# TASK TO COMPLETE
Your task is to transcribe the data in full.

# INPUT
** start **
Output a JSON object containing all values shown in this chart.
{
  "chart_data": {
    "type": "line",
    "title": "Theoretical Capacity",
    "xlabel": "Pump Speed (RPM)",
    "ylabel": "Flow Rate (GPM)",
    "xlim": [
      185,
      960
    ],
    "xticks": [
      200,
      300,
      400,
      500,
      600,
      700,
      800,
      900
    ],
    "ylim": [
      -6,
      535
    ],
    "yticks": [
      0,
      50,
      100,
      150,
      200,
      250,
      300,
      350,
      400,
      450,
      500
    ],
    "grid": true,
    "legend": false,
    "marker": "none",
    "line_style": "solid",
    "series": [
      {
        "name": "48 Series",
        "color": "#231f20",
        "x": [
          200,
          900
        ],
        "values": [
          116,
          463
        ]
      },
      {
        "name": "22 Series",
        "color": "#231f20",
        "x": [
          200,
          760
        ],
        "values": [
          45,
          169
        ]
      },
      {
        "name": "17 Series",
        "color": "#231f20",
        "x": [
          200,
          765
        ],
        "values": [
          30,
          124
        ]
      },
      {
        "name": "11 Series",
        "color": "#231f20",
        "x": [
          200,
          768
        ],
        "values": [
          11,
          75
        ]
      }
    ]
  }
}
** end **
# TASK RESPONSE
Output a JSON object containing all values shown in this chart.
{
  "chart_data": {
    "type": "line",
    "title": "Theoretical Capacity",
    "xlabel": "Pump Speed (RPM)",
    "ylabel": "Flow Rate (GPM)",
    "xlim": [
      185,
      960
    ],
    "xticks": [
      200,
      300,
      400,
      500,
      600,
      700,
      800,
      900
    ],
    "ylim": [
      -6,
      535
    ],
    "yticks": [
      0,
      50,
      100,
      150,
      200,
      250,
      300,
      350,
      400,
      450,
      500
    ],
    "grid": true,
    "legend": false,
    "marker": "none",
    "line_style": "solid",
    "series": [
      {
        "name": "48 Series",
        "color": "#231f20",
        "x": [
          200,
          900
        ],
        "values": [
          116,
          463
        ]
      },
      {
        "name": "22 Series",
        "color": "#231f20",
        "x": [
          200,
          760
        ],
        "values": [
          45,
          169
        ]
      },
      {
        "name": "17 Series",
        "color": "#231f20",
        "x": [
          200,
          765
        ],
        "values": [
          30,
          124
        ]
      },
      {
        "name": "11 Series",
        "color": "#231f20",
        "x": [
          200,
          768
        ],
        "values": [
          11,
          75
        ]
      }
    ]
  }
}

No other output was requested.